> _Given data_:

^^^^

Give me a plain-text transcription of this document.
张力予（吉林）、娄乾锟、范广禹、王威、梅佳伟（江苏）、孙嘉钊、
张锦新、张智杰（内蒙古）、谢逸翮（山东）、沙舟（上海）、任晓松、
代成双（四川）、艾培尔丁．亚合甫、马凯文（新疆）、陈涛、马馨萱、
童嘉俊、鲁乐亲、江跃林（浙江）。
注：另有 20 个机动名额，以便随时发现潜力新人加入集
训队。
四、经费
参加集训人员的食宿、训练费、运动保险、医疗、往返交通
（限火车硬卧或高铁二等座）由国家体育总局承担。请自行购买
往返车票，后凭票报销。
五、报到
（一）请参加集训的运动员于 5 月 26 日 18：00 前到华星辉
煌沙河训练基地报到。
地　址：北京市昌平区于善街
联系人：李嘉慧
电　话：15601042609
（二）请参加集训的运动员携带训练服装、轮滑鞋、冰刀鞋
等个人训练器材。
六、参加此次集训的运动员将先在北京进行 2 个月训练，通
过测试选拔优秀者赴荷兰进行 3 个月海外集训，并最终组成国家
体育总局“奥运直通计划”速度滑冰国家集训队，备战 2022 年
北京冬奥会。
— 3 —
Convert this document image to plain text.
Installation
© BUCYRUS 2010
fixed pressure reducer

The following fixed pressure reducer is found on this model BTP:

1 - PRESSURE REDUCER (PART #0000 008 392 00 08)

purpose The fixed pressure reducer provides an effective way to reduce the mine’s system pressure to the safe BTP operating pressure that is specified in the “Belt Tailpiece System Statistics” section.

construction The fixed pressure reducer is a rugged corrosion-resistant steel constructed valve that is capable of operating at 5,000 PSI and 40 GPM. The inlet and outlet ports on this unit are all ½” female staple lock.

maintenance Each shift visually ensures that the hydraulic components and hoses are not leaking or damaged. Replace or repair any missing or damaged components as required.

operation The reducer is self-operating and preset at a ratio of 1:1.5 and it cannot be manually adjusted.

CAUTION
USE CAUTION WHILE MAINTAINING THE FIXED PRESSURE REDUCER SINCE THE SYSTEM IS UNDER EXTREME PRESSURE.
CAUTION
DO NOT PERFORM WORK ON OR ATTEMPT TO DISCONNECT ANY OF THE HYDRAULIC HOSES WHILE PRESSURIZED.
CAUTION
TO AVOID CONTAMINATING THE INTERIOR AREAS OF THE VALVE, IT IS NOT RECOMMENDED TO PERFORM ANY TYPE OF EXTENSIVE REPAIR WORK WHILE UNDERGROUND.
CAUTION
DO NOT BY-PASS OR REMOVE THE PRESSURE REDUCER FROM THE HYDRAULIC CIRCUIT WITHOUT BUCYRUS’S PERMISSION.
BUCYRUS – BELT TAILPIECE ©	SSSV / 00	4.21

^^^^

> _Task to complete_:
Which lines of the material contain the string "plain"? List each of them.

> _Exercise answer_:
Give me a plain-text transcription of this document.
Convert this document image to plain text.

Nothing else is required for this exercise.